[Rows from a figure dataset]
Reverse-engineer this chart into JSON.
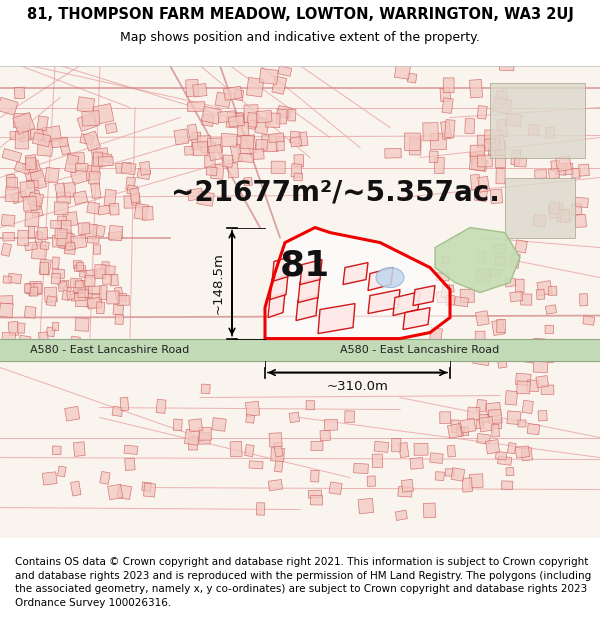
{
  "title_line1": "81, THOMPSON FARM MEADOW, LOWTON, WARRINGTON, WA3 2UJ",
  "title_line2": "Map shows position and indicative extent of the property.",
  "area_text": "~21677m²/~5.357ac.",
  "plot_number": "81",
  "dim_height": "~148.5m",
  "dim_width": "~310.0m",
  "road_label_left": "A580 - East Lancashire Road",
  "road_label_right": "A580 - East Lancashire Road",
  "footer_text": "Contains OS data © Crown copyright and database right 2021. This information is subject to Crown copyright and database rights 2023 and is reproduced with the permission of HM Land Registry. The polygons (including the associated geometry, namely x, y co-ordinates) are subject to Crown copyright and database rights 2023 Ordnance Survey 100026316.",
  "title_fontsize": 10.5,
  "subtitle_fontsize": 9,
  "area_fontsize": 20,
  "plot_num_fontsize": 26,
  "dim_fontsize": 9.5,
  "footer_fontsize": 7.5,
  "fig_width": 6.0,
  "fig_height": 6.25
}
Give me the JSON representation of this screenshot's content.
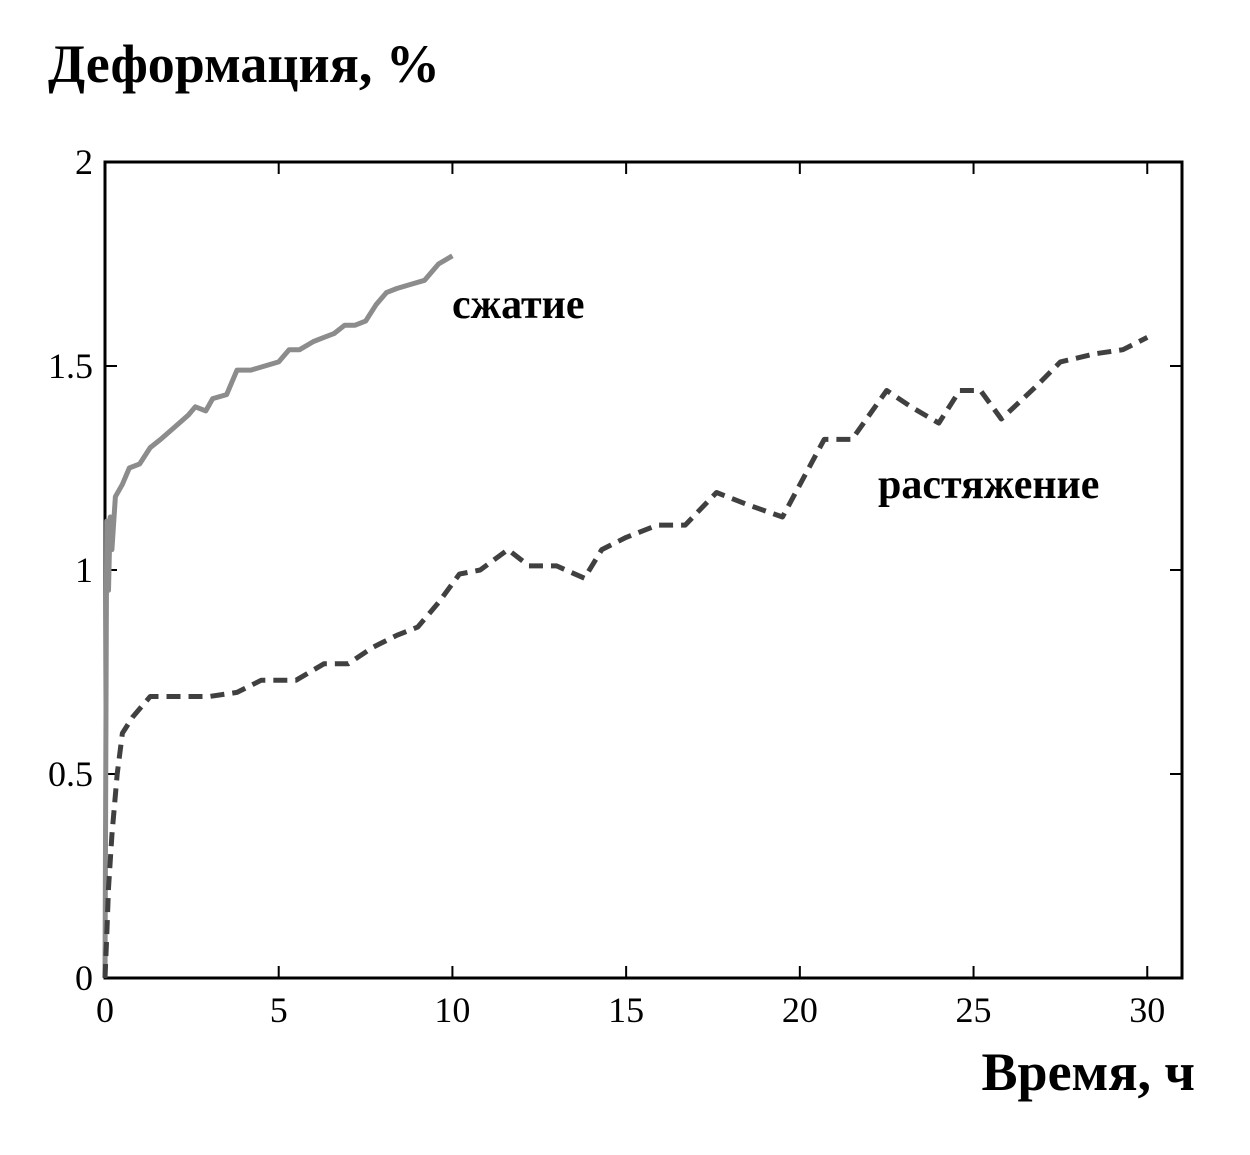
{
  "chart_data": {
    "type": "line",
    "title": "",
    "ylabel": "Деформация, %",
    "xlabel": "Время, ч",
    "xlim": [
      0,
      31
    ],
    "ylim": [
      0,
      2
    ],
    "xticks": [
      0,
      5,
      10,
      15,
      20,
      25,
      30
    ],
    "yticks": [
      0,
      0.5,
      1,
      1.5,
      2
    ],
    "xtick_labels": [
      "0",
      "5",
      "10",
      "15",
      "20",
      "25",
      "30"
    ],
    "ytick_labels": [
      "0",
      "0.5",
      "1",
      "1.5",
      "2"
    ],
    "grid": false,
    "series": [
      {
        "name": "сжатие",
        "style": "solid",
        "color": "#8c8c8c",
        "x": [
          0,
          0.05,
          0.1,
          0.15,
          0.2,
          0.3,
          0.5,
          0.7,
          1.0,
          1.3,
          1.6,
          2.0,
          2.4,
          2.6,
          2.9,
          3.1,
          3.5,
          3.8,
          4.2,
          4.6,
          5.0,
          5.3,
          5.6,
          6.0,
          6.3,
          6.6,
          6.9,
          7.2,
          7.5,
          7.8,
          8.1,
          8.4,
          8.8,
          9.2,
          9.6,
          10.0
        ],
        "y": [
          0,
          1.12,
          0.95,
          1.13,
          1.05,
          1.18,
          1.21,
          1.25,
          1.26,
          1.3,
          1.32,
          1.35,
          1.38,
          1.4,
          1.39,
          1.42,
          1.43,
          1.49,
          1.49,
          1.5,
          1.51,
          1.54,
          1.54,
          1.56,
          1.57,
          1.58,
          1.6,
          1.6,
          1.61,
          1.65,
          1.68,
          1.69,
          1.7,
          1.71,
          1.75,
          1.77
        ]
      },
      {
        "name": "растяжение",
        "style": "dashed",
        "color": "#404040",
        "x": [
          0,
          0.05,
          0.1,
          0.2,
          0.35,
          0.5,
          0.8,
          1.3,
          2.0,
          3.0,
          3.8,
          4.5,
          5.5,
          6.3,
          7.0,
          7.7,
          8.4,
          9.0,
          9.6,
          10.2,
          10.8,
          11.6,
          12.2,
          13.0,
          13.8,
          14.3,
          15.0,
          15.9,
          16.7,
          17.6,
          18.5,
          19.5,
          20.7,
          21.5,
          22.5,
          23.2,
          24.0,
          24.6,
          25.2,
          25.8,
          26.8,
          27.5,
          28.5,
          29.3,
          30.0
        ],
        "y": [
          0,
          0.1,
          0.22,
          0.35,
          0.5,
          0.6,
          0.64,
          0.69,
          0.69,
          0.69,
          0.7,
          0.73,
          0.73,
          0.77,
          0.77,
          0.81,
          0.84,
          0.86,
          0.92,
          0.99,
          1.0,
          1.05,
          1.01,
          1.01,
          0.98,
          1.05,
          1.08,
          1.11,
          1.11,
          1.19,
          1.16,
          1.13,
          1.32,
          1.32,
          1.44,
          1.4,
          1.36,
          1.44,
          1.44,
          1.37,
          1.45,
          1.51,
          1.53,
          1.54,
          1.57
        ]
      }
    ]
  }
}
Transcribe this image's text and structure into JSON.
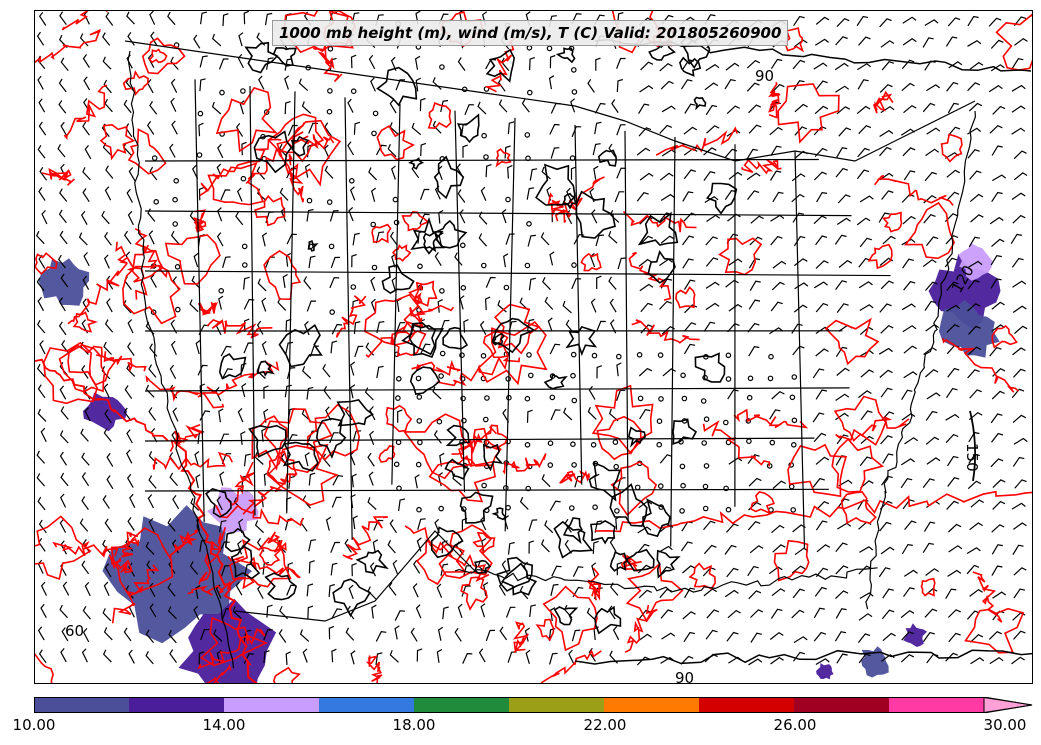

▶ _What is asked_:
Output every entry word for word, but omit the pictures.

▶ _Output for this exercise_:
Reverse-engineer this chart into JSON.
{
  "title_line1": "81, THOMPSON FARM MEADOW, LOWTON, WARRINGTON, WA3 2UJ",
  "title_line2": "Map shows position and indicative extent of the property.",
  "area_text": "~21677m²/~5.357ac.",
  "plot_number": "81",
  "dim_height": "~148.5m",
  "dim_width": "~310.0m",
  "road_label_left": "A580 - East Lancashire Road",
  "road_label_right": "A580 - East Lancashire Road",
  "footer_text": "Contains OS data © Crown copyright and database right 2021. This information is subject to Crown copyright and database rights 2023 and is reproduced with the permission of HM Land Registry. The polygons (including the associated geometry, namely x, y co-ordinates) are subject to Crown copyright and database rights 2023 Ordnance Survey 100026316.",
  "title_fontsize": 10.5,
  "subtitle_fontsize": 9,
  "area_fontsize": 20,
  "plot_num_fontsize": 26,
  "dim_fontsize": 9.5,
  "footer_fontsize": 7.5,
  "fig_width": 6.0,
  "fig_height": 6.25
}
Give me the JSON representation of this screenshot's content.
{
  "chart_data": {
    "type": "line",
    "title": "",
    "ylabel": "Деформация, %",
    "xlabel": "Время, ч",
    "xlim": [
      0,
      31
    ],
    "ylim": [
      0,
      2
    ],
    "xticks": [
      0,
      5,
      10,
      15,
      20,
      25,
      30
    ],
    "yticks": [
      0,
      0.5,
      1,
      1.5,
      2
    ],
    "xtick_labels": [
      "0",
      "5",
      "10",
      "15",
      "20",
      "25",
      "30"
    ],
    "ytick_labels": [
      "0",
      "0.5",
      "1",
      "1.5",
      "2"
    ],
    "grid": false,
    "series": [
      {
        "name": "сжатие",
        "style": "solid",
        "color": "#8c8c8c",
        "x": [
          0,
          0.05,
          0.1,
          0.15,
          0.2,
          0.3,
          0.5,
          0.7,
          1.0,
          1.3,
          1.6,
          2.0,
          2.4,
          2.6,
          2.9,
          3.1,
          3.5,
          3.8,
          4.2,
          4.6,
          5.0,
          5.3,
          5.6,
          6.0,
          6.3,
          6.6,
          6.9,
          7.2,
          7.5,
          7.8,
          8.1,
          8.4,
          8.8,
          9.2,
          9.6,
          10.0
        ],
        "y": [
          0,
          1.12,
          0.95,
          1.13,
          1.05,
          1.18,
          1.21,
          1.25,
          1.26,
          1.3,
          1.32,
          1.35,
          1.38,
          1.4,
          1.39,
          1.42,
          1.43,
          1.49,
          1.49,
          1.5,
          1.51,
          1.54,
          1.54,
          1.56,
          1.57,
          1.58,
          1.6,
          1.6,
          1.61,
          1.65,
          1.68,
          1.69,
          1.7,
          1.71,
          1.75,
          1.77
        ]
      },
      {
        "name": "растяжение",
        "style": "dashed",
        "color": "#404040",
        "x": [
          0,
          0.05,
          0.1,
          0.2,
          0.35,
          0.5,
          0.8,
          1.3,
          2.0,
          3.0,
          3.8,
          4.5,
          5.5,
          6.3,
          7.0,
          7.7,
          8.4,
          9.0,
          9.6,
          10.2,
          10.8,
          11.6,
          12.2,
          13.0,
          13.8,
          14.3,
          15.0,
          15.9,
          16.7,
          17.6,
          18.5,
          19.5,
          20.7,
          21.5,
          22.5,
          23.2,
          24.0,
          24.6,
          25.2,
          25.8,
          26.8,
          27.5,
          28.5,
          29.3,
          30.0
        ],
        "y": [
          0,
          0.1,
          0.22,
          0.35,
          0.5,
          0.6,
          0.64,
          0.69,
          0.69,
          0.69,
          0.7,
          0.73,
          0.73,
          0.77,
          0.77,
          0.81,
          0.84,
          0.86,
          0.92,
          0.99,
          1.0,
          1.05,
          1.01,
          1.01,
          0.98,
          1.05,
          1.08,
          1.11,
          1.11,
          1.19,
          1.16,
          1.13,
          1.32,
          1.32,
          1.44,
          1.4,
          1.36,
          1.44,
          1.44,
          1.37,
          1.45,
          1.51,
          1.53,
          1.54,
          1.57
        ]
      }
    ]
  }
}
Transcribe this image's text and structure into JSON.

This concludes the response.